**Required work:** Pull out every line from the listing that has the word "государственных".

————

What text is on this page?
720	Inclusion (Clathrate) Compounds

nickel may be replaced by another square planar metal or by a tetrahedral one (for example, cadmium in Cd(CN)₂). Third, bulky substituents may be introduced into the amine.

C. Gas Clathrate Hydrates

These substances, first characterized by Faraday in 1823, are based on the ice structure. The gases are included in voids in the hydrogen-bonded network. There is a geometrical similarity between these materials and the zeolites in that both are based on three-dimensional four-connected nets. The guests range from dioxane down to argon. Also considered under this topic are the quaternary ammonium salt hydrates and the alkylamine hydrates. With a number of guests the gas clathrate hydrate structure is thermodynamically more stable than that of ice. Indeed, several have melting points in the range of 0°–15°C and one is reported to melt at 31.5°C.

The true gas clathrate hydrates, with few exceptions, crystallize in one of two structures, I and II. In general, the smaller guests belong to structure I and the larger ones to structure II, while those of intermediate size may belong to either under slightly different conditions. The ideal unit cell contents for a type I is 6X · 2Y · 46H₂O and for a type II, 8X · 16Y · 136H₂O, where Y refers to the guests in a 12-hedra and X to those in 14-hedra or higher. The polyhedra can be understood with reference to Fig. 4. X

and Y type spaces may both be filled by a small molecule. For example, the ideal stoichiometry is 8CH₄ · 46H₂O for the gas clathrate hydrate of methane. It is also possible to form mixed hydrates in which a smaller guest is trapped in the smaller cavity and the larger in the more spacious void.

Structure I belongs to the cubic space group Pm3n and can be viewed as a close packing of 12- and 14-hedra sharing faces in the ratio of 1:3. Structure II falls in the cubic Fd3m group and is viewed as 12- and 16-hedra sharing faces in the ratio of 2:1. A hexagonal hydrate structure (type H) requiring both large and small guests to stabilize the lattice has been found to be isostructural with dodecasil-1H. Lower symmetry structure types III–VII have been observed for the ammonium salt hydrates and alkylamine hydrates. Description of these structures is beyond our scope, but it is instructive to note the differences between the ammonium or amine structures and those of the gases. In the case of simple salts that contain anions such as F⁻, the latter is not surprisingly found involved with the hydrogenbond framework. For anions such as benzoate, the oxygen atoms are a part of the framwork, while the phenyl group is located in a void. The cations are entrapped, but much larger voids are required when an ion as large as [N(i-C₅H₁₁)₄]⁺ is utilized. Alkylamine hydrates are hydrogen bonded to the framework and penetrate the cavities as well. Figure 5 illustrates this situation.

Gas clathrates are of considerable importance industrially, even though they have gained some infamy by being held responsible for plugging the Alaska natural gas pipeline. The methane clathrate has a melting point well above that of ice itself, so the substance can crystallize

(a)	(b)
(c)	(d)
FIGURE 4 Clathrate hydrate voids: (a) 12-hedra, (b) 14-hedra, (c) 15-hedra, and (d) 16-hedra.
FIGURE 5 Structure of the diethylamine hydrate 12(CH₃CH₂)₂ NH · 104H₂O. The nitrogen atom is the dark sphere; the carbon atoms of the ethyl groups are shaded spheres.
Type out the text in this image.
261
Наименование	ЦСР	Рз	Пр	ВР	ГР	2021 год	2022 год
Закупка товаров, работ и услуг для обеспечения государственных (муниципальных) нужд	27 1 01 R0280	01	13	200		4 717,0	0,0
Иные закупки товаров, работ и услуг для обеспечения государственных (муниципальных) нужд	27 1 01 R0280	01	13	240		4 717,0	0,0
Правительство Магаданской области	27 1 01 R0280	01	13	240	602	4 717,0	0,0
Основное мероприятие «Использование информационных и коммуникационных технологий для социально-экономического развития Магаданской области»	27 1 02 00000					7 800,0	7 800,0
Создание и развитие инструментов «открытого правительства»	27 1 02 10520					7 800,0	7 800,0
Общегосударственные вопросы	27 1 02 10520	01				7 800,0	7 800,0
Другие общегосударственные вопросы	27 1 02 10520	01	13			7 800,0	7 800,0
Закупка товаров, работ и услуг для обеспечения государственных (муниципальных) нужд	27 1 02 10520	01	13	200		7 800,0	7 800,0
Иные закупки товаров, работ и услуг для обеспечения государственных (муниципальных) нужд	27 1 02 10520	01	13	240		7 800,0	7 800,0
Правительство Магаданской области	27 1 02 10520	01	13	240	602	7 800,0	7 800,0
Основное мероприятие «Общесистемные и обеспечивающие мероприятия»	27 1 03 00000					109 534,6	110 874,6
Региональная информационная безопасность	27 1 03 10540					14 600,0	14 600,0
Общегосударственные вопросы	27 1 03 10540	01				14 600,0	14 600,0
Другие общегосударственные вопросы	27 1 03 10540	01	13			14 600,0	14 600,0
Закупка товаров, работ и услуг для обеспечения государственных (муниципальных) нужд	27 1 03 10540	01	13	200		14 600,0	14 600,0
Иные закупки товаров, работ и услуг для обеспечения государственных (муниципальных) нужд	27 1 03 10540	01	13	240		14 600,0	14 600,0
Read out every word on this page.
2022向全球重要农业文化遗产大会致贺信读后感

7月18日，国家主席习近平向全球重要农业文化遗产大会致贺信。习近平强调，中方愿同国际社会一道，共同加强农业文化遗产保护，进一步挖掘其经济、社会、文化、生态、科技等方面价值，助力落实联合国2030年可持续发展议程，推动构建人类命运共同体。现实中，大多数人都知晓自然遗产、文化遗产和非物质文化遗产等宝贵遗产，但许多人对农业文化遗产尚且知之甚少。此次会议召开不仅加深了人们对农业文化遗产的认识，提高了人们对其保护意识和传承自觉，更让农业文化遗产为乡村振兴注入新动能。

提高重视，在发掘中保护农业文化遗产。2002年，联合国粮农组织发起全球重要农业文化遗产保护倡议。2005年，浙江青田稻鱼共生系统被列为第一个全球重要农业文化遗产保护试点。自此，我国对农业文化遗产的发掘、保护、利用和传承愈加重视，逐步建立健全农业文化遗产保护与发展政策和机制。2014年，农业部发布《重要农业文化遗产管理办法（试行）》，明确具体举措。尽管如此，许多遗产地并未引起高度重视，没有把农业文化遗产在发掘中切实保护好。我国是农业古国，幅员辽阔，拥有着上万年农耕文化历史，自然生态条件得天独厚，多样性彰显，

————

**Expected answer:**
Закупка товаров, работ и услуг для обеспечения государственных (муниципальных) нужд	27 1 01 R0280	01	13	200		4 717,0	0,0
Иные закупки товаров, работ и услуг для обеспечения государственных (муниципальных) нужд	27 1 01 R0280	01	13	240		4 717,0	0,0
Закупка товаров, работ и услуг для обеспечения государственных (муниципальных) нужд	27 1 02 10520	01	13	200		7 800,0	7 800,0
Иные закупки товаров, работ и услуг для обеспечения государственных (муниципальных) нужд	27 1 02 10520	01	13	240		7 800,0	7 800,0
Закупка товаров, работ и услуг для обеспечения государственных (муниципальных) нужд	27 1 03 10540	01	13	200		14 600,0	14 600,0
Иные закупки товаров, работ и услуг для обеспечения государственных (муниципальных) нужд	27 1 03 10540	01	13	240		14 600,0	14 600,0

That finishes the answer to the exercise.